§ What the task asks: Locate each line with the string "values" in the listing below and copy it.

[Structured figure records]
..........

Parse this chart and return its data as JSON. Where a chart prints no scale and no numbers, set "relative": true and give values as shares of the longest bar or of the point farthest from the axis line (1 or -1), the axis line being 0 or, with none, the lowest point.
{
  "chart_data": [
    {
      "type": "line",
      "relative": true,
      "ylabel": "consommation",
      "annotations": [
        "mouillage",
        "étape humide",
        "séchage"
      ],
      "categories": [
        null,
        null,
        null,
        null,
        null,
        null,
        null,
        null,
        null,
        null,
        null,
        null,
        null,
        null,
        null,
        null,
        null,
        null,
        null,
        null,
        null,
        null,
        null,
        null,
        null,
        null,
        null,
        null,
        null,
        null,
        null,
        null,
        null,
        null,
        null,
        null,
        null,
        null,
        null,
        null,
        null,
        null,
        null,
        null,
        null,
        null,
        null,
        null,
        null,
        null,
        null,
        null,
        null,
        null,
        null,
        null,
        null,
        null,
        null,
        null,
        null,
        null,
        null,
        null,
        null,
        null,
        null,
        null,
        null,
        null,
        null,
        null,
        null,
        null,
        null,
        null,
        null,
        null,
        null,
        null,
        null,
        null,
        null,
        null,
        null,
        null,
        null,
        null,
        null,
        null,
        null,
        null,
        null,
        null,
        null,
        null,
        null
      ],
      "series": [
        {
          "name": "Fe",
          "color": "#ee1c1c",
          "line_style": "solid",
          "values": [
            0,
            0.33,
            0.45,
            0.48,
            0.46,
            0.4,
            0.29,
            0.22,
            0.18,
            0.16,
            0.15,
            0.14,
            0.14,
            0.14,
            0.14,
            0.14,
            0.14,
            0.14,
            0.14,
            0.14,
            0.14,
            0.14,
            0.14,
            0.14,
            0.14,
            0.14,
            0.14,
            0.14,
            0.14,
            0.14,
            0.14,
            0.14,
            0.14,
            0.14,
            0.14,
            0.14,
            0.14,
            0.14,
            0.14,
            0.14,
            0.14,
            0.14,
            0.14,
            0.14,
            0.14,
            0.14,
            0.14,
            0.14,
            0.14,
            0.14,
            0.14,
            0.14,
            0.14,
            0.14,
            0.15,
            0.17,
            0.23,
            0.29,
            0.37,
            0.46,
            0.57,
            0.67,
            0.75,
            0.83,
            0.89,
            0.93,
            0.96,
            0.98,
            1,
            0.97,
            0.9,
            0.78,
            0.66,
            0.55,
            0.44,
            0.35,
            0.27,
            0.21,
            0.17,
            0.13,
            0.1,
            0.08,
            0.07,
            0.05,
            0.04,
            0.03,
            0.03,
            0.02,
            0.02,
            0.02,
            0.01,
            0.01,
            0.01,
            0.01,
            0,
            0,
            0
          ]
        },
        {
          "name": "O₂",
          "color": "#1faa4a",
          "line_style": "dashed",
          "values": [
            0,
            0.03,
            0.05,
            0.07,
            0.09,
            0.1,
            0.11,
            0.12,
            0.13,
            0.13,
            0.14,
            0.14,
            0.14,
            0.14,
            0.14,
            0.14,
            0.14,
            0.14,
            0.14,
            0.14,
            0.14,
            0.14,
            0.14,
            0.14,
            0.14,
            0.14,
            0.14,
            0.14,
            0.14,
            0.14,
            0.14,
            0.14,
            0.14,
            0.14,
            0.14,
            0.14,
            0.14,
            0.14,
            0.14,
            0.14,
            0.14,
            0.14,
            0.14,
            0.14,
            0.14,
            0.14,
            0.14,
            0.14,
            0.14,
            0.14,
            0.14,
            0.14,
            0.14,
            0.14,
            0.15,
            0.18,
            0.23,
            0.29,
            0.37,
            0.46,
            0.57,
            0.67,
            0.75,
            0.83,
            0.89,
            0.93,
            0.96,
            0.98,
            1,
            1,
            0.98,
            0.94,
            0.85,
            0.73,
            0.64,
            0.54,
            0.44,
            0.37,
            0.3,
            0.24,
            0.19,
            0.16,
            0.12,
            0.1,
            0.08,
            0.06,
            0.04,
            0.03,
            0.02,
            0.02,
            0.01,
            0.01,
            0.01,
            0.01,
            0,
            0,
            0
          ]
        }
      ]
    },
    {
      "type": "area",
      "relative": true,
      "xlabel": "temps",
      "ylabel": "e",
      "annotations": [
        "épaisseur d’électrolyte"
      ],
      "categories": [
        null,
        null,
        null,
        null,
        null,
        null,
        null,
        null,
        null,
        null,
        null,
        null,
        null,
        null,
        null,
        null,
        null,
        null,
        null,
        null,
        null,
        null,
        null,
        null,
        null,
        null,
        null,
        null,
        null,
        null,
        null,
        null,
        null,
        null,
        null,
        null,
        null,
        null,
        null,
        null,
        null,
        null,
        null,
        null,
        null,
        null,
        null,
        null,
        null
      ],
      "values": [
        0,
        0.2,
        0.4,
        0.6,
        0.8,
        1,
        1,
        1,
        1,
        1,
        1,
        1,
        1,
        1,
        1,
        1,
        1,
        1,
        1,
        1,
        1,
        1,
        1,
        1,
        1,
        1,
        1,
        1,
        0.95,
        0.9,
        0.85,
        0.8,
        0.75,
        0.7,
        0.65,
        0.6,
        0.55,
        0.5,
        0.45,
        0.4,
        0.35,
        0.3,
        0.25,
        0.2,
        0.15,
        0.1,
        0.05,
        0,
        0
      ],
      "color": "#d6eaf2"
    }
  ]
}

..........

§ Output of the task:
Parse this chart and return its data as JSON. Where a chart prints no scale and no numbers, set "relative": true and give values as shares of the longest bar or of the point farthest from the axis line (1 or -1), the axis line being 0 or, with none, the lowest point.
          "values": [
          "values": [
      "values": [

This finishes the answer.